■ DO THIS: Repeat each entry in full, exactly.

Data records
------------

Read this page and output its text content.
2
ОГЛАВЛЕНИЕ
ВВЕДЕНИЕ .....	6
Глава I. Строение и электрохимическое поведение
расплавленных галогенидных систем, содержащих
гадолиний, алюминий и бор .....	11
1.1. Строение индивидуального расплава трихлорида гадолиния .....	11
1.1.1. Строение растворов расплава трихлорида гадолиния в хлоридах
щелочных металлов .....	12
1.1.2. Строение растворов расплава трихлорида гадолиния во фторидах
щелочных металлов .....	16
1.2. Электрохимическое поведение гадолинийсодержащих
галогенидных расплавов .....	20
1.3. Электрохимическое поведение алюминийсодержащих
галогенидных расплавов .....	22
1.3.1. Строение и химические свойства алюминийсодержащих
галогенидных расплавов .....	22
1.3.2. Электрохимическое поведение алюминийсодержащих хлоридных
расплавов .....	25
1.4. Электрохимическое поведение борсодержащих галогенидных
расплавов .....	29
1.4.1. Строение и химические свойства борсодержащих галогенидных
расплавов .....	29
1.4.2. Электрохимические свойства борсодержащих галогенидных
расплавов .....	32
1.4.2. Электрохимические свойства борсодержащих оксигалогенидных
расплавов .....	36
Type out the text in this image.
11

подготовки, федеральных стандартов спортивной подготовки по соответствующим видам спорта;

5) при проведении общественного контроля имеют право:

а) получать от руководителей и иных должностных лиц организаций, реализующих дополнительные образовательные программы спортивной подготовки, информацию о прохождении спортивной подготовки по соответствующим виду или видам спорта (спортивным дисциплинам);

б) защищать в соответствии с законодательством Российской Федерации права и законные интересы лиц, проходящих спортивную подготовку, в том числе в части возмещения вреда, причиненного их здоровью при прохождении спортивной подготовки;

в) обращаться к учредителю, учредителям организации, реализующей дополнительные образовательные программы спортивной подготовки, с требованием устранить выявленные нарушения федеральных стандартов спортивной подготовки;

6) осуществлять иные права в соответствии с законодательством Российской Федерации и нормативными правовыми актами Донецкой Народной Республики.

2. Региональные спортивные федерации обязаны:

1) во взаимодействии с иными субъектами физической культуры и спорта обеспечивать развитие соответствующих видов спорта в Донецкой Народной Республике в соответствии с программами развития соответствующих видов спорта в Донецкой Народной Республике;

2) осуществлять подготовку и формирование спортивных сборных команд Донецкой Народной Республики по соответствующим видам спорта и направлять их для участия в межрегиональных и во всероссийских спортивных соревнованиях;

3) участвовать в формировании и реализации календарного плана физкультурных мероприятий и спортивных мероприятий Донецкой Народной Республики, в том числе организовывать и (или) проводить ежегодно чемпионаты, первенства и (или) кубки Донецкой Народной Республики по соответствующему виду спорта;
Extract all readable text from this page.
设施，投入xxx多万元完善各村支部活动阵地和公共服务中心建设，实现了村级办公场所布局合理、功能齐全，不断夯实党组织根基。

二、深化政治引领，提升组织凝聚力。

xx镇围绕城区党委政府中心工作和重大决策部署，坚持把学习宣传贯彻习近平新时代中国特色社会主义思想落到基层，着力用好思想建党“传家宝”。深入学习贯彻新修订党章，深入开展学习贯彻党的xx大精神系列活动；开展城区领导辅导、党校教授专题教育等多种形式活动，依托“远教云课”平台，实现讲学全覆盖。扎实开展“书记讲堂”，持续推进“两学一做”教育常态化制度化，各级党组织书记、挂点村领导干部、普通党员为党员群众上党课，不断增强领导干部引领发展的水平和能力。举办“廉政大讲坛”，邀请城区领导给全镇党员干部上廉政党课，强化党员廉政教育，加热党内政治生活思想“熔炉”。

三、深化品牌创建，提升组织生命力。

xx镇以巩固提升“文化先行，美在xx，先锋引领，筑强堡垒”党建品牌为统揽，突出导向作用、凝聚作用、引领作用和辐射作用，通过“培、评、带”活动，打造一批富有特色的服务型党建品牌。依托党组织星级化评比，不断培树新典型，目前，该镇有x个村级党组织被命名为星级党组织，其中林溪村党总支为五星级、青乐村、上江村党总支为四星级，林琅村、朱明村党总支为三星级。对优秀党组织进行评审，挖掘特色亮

------------

■ EXPECTED OUTPUT:
Read this page and output its text content.
2
ОГЛАВЛЕНИЕ
ВВЕДЕНИЕ .....	6
Глава I. Строение и электрохимическое поведение
расплавленных галогенидных систем, содержащих
гадолиний, алюминий и бор .....	11
1.1. Строение индивидуального расплава трихлорида гадолиния .....	11
1.1.1. Строение растворов расплава трихлорида гадолиния в хлоридах
щелочных металлов .....	12
1.1.2. Строение растворов расплава трихлорида гадолиния во фторидах
щелочных металлов .....	16
1.2. Электрохимическое поведение гадолинийсодержащих
галогенидных расплавов .....	20
1.3. Электрохимическое поведение алюминийсодержащих
галогенидных расплавов .....	22
1.3.1. Строение и химические свойства алюминийсодержащих
галогенидных расплавов .....	22
1.3.2. Электрохимическое поведение алюминийсодержащих хлоридных
расплавов .....	25
1.4. Электрохимическое поведение борсодержащих галогенидных
расплавов .....	29
1.4.1. Строение и химические свойства борсодержащих галогенидных
расплавов .....	29
1.4.2. Электрохимические свойства борсодержащих галогенидных
расплавов .....	32
1.4.2. Электрохимические свойства борсодержащих оксигалогенидных
расплавов .....	36
Type out the text in this image.
11

подготовки, федеральных стандартов спортивной подготовки по соответствующим видам спорта;

5) при проведении общественного контроля имеют право:

а) получать от руководителей и иных должностных лиц организаций, реализующих дополнительные образовательные программы спортивной подготовки, информацию о прохождении спортивной подготовки по соответствующим виду или видам спорта (спортивным дисциплинам);

б) защищать в соответствии с законодательством Российской Федерации права и законные интересы лиц, проходящих спортивную подготовку, в том числе в части возмещения вреда, причиненного их здоровью при прохождении спортивной подготовки;

в) обращаться к учредителю, учредителям организации, реализующей дополнительные образовательные программы спортивной подготовки, с требованием устранить выявленные нарушения федеральных стандартов спортивной подготовки;

6) осуществлять иные права в соответствии с законодательством Российской Федерации и нормативными правовыми актами Донецкой Народной Республики.

2. Региональные спортивные федерации обязаны:

1) во взаимодействии с иными субъектами физической культуры и спорта обеспечивать развитие соответствующих видов спорта в Донецкой Народной Республике в соответствии с программами развития соответствующих видов спорта в Донецкой Народной Республике;

2) осуществлять подготовку и формирование спортивных сборных команд Донецкой Народной Республики по соответствующим видам спорта и направлять их для участия в межрегиональных и во всероссийских спортивных соревнованиях;

3) участвовать в формировании и реализации календарного плана физкультурных мероприятий и спортивных мероприятий Донецкой Народной Республики, в том числе организовывать и (или) проводить ежегодно чемпионаты, первенства и (или) кубки Донецкой Народной Республики по соответствующему виду спорта;
Extract all readable text from this page.
设施，投入xxx多万元完善各村支部活动阵地和公共服务中心建设，实现了村级办公场所布局合理、功能齐全，不断夯实党组织根基。

二、深化政治引领，提升组织凝聚力。

xx镇围绕城区党委政府中心工作和重大决策部署，坚持把学习宣传贯彻习近平新时代中国特色社会主义思想落到基层，着力用好思想建党“传家宝”。深入学习贯彻新修订党章，深入开展学习贯彻党的xx大精神系列活动；开展城区领导辅导、党校教授专题教育等多种形式活动，依托“远教云课”平台，实现讲学全覆盖。扎实开展“书记讲堂”，持续推进“两学一做”教育常态化制度化，各级党组织书记、挂点村领导干部、普通党员为党员群众上党课，不断增强领导干部引领发展的水平和能力。举办“廉政大讲坛”，邀请城区领导给全镇党员干部上廉政党课，强化党员廉政教育，加热党内政治生活思想“熔炉”。

三、深化品牌创建，提升组织生命力。

xx镇以巩固提升“文化先行，美在xx，先锋引领，筑强堡垒”党建品牌为统揽，突出导向作用、凝聚作用、引领作用和辐射作用，通过“培、评、带”活动，打造一批富有特色的服务型党建品牌。依托党组织星级化评比，不断培树新典型，目前，该镇有x个村级党组织被命名为星级党组织，其中林溪村党总支为五星级、青乐村、上江村党总支为四星级，林琅村、朱明村党总支为三星级。对优秀党组织进行评审，挖掘特色亮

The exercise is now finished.